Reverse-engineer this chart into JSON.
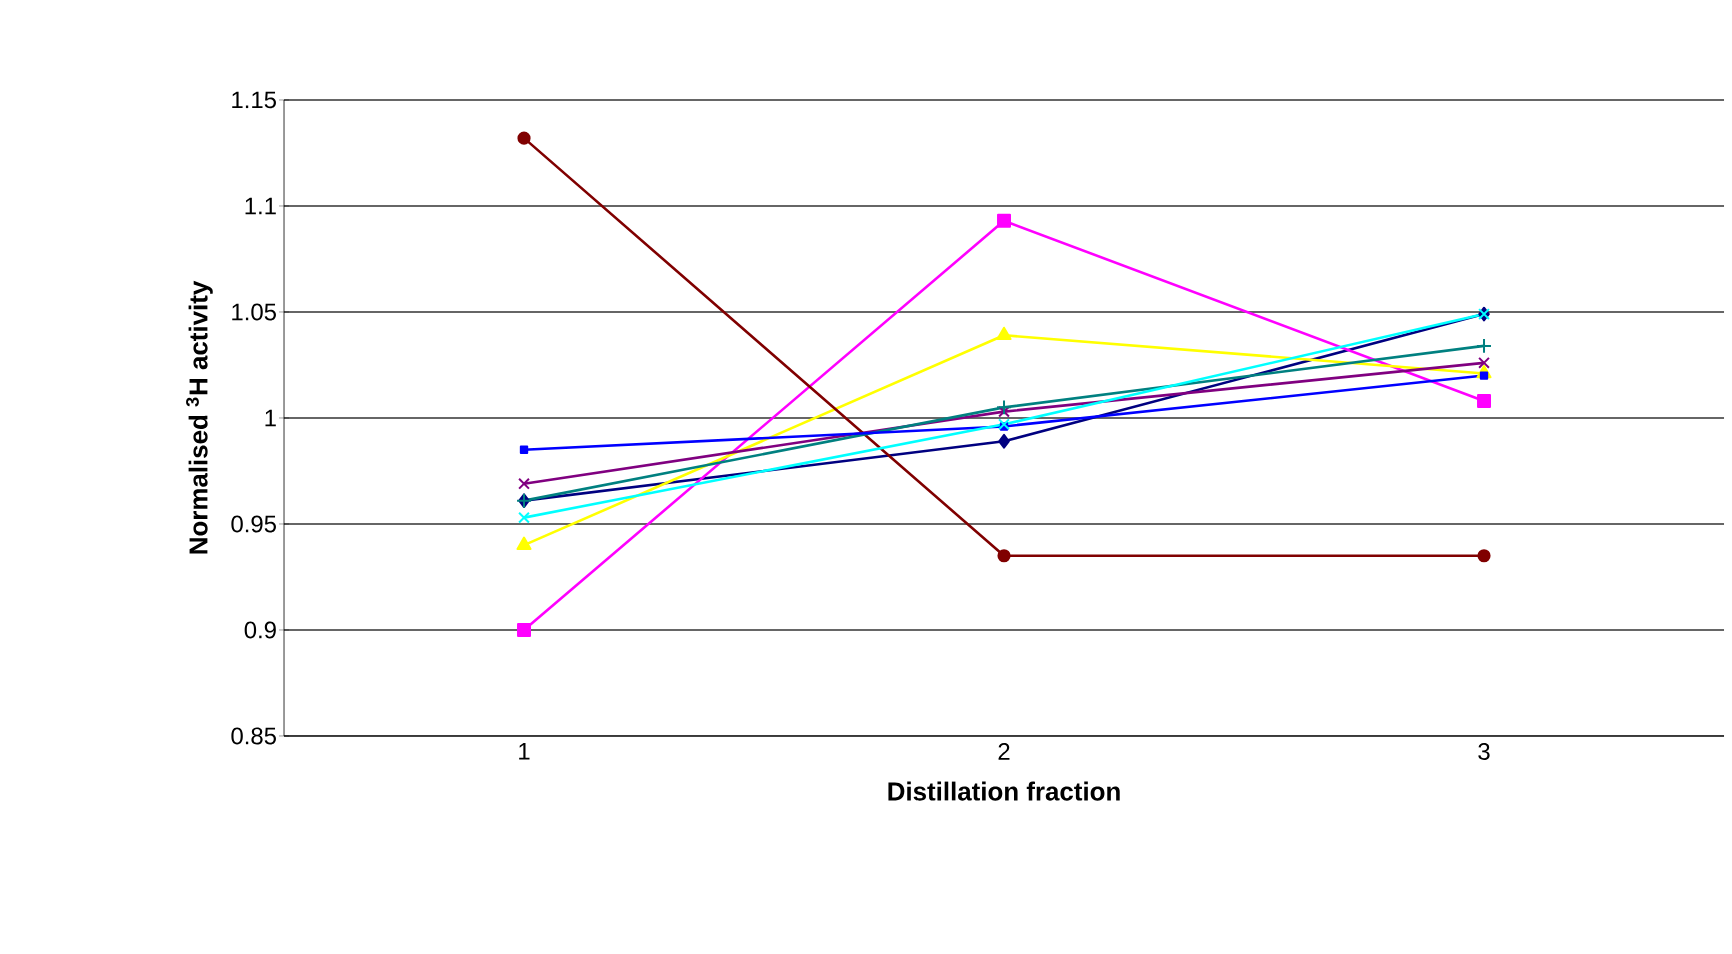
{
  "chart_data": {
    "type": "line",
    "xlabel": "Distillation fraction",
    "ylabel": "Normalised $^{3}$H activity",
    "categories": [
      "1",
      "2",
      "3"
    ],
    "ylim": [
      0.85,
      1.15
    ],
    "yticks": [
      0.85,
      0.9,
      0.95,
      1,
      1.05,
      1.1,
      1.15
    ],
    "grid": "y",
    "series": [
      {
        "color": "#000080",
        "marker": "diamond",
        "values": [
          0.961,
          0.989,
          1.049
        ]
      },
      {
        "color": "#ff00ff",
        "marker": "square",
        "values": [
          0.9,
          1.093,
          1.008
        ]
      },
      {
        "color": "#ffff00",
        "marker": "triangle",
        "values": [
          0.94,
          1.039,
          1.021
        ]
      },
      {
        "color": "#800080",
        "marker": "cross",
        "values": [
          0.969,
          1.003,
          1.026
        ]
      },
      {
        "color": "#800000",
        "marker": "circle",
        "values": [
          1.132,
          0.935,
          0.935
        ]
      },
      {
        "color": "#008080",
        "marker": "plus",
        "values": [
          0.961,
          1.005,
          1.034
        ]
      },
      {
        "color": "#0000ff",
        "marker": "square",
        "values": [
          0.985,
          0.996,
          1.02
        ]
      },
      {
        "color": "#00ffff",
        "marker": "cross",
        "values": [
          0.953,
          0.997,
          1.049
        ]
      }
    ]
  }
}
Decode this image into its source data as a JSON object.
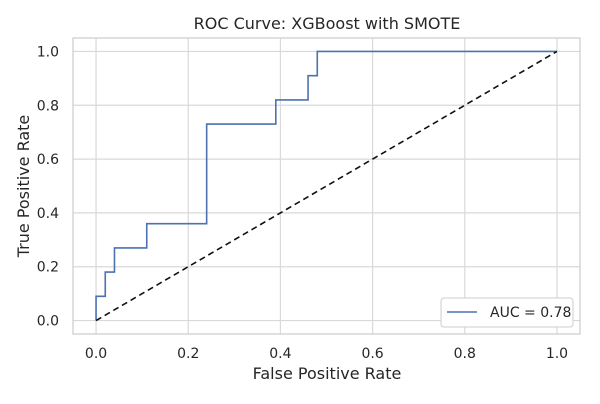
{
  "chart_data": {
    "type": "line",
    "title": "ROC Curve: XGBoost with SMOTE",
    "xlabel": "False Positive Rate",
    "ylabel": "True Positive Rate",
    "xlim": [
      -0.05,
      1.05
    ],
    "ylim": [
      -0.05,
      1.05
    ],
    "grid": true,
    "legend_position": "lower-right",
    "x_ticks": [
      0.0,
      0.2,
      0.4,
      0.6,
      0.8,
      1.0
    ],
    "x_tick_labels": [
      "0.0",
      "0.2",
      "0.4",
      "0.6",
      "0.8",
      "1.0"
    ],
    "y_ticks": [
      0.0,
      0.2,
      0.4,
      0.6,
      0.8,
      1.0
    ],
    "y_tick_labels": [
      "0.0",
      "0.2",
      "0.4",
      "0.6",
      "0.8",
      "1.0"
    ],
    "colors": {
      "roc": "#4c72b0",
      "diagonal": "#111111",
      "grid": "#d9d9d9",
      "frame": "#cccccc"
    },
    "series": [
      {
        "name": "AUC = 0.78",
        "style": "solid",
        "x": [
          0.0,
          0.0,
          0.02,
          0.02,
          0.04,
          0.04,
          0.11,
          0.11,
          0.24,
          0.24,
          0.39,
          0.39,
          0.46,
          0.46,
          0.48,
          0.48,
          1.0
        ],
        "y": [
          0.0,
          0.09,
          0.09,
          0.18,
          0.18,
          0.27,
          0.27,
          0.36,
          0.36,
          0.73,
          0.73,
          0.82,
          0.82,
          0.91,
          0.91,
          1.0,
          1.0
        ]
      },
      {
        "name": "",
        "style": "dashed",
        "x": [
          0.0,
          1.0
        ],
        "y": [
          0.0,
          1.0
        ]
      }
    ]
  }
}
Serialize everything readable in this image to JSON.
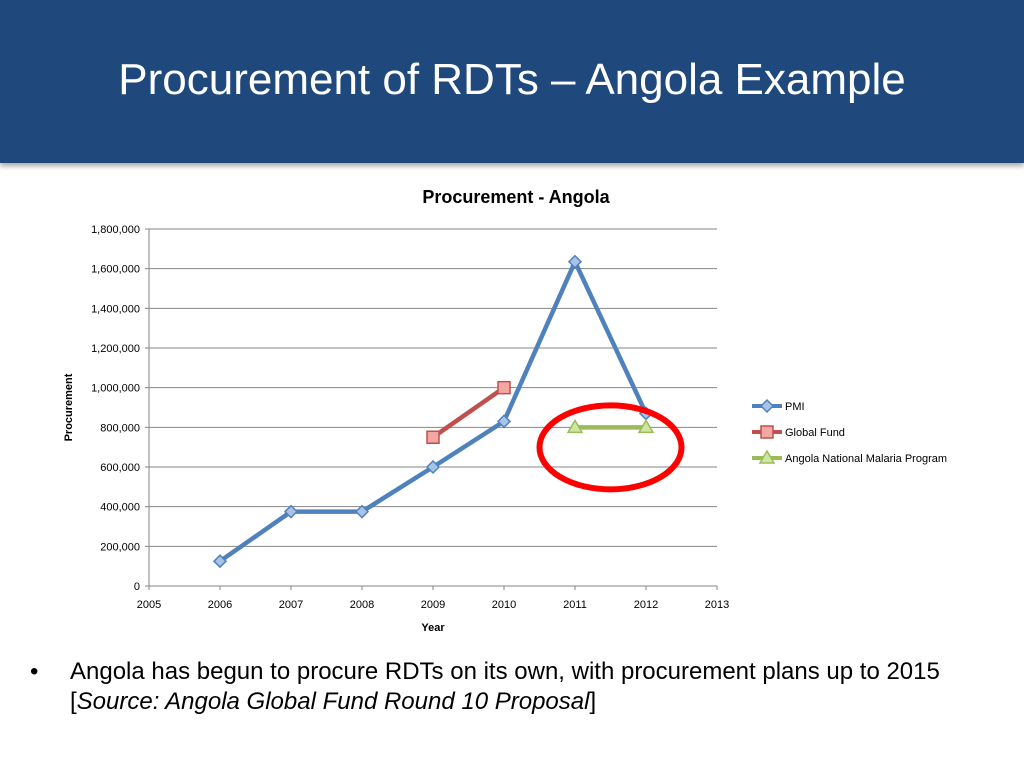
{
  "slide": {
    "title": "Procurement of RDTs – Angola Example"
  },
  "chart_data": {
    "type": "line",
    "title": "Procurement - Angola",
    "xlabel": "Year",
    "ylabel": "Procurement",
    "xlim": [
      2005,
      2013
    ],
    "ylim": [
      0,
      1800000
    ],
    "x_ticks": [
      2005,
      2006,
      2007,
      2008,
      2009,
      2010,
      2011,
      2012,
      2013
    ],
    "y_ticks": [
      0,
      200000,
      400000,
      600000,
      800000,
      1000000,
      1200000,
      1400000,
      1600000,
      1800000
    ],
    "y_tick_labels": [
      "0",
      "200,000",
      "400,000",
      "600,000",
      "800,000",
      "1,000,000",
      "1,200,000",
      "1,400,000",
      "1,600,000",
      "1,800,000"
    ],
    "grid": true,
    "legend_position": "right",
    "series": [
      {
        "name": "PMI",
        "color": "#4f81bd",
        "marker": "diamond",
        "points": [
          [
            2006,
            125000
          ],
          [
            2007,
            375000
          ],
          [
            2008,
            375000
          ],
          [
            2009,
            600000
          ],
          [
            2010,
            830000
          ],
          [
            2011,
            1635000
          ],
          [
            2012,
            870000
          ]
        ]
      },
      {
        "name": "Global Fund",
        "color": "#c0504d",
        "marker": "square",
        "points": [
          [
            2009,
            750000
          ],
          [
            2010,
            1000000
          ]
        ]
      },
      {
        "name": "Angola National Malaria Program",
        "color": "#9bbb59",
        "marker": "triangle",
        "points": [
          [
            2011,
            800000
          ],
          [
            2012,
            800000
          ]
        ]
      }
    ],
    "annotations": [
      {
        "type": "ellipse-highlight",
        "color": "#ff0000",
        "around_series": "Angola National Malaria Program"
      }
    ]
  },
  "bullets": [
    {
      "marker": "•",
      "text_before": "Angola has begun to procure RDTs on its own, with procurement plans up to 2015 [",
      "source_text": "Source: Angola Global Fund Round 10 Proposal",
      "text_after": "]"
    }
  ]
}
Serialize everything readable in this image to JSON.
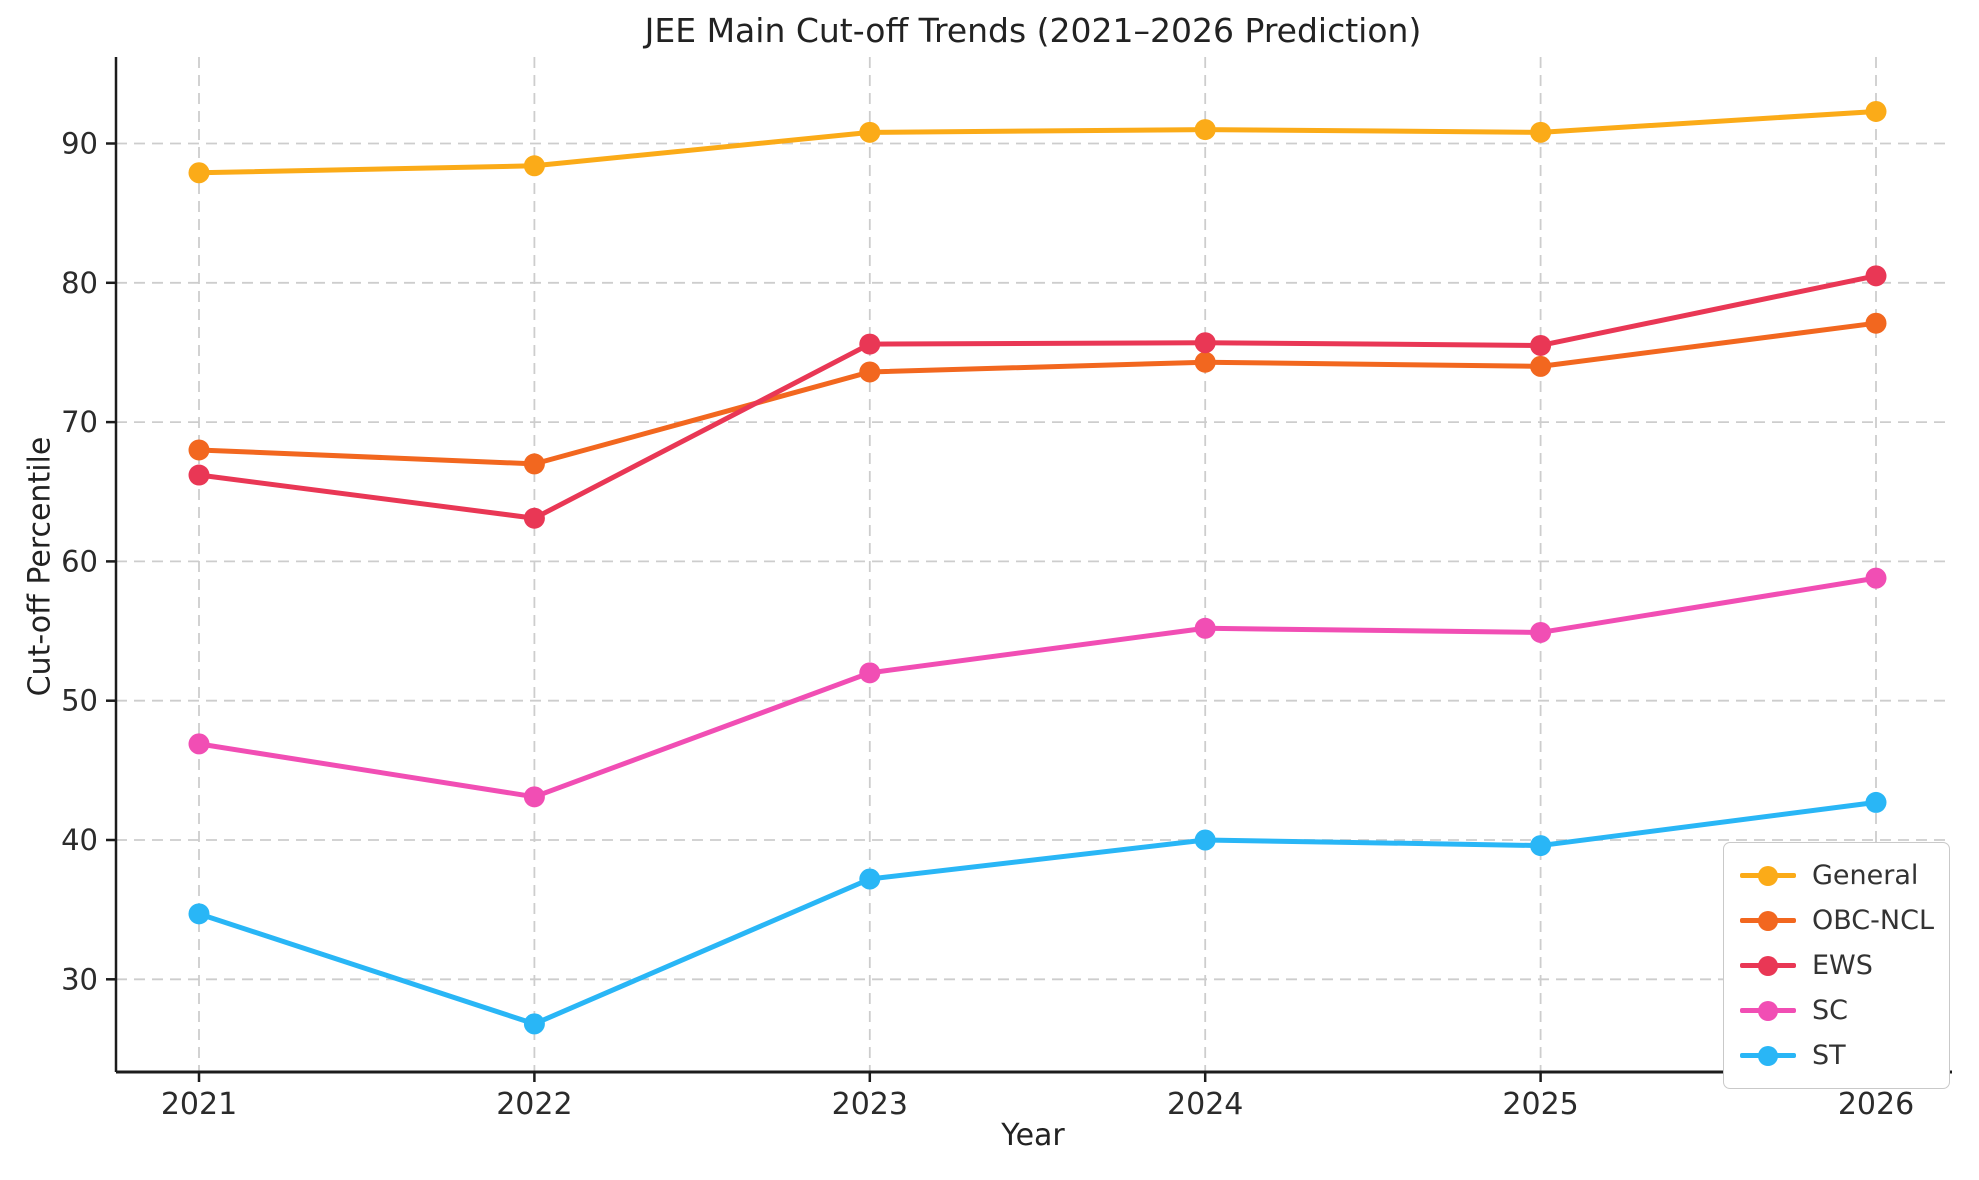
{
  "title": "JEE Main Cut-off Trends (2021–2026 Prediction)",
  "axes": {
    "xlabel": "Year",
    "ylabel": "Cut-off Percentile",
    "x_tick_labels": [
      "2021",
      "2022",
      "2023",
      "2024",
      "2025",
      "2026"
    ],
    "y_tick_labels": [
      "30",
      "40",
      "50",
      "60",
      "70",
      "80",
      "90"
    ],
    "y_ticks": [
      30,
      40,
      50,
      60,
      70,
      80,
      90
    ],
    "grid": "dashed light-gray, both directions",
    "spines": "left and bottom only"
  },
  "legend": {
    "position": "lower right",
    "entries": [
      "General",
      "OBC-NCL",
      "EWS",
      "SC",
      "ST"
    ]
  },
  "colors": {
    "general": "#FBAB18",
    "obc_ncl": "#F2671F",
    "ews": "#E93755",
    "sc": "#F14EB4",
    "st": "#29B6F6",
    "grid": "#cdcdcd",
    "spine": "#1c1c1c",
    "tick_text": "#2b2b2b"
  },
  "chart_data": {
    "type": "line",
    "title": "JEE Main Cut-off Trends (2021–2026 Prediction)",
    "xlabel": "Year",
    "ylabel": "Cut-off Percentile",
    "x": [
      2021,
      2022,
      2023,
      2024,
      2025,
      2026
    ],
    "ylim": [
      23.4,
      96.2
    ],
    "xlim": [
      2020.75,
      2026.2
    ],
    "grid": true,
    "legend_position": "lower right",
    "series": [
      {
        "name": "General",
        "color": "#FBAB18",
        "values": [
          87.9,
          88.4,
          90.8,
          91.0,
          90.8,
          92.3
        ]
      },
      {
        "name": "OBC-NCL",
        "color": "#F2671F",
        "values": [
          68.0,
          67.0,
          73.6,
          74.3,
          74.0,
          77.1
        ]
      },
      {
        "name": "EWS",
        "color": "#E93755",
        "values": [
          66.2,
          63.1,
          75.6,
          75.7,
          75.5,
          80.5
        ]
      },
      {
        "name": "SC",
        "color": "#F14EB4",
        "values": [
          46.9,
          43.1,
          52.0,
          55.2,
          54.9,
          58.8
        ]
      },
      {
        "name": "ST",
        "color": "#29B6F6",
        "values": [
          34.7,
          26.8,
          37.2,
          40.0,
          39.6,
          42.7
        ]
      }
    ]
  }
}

********

**Request**
Show every line that contains the word "name".

**Solved problem**
        "name": "AUC = 0.78",
        "name": "",
        "name": "PMI",
        "name": "Global Fund",
        "name": "Angola National Malaria Program",
        "name": "General",
        "name": "OBC-NCL",
        "name": "EWS",
        "name": "SC",
        "name": "ST",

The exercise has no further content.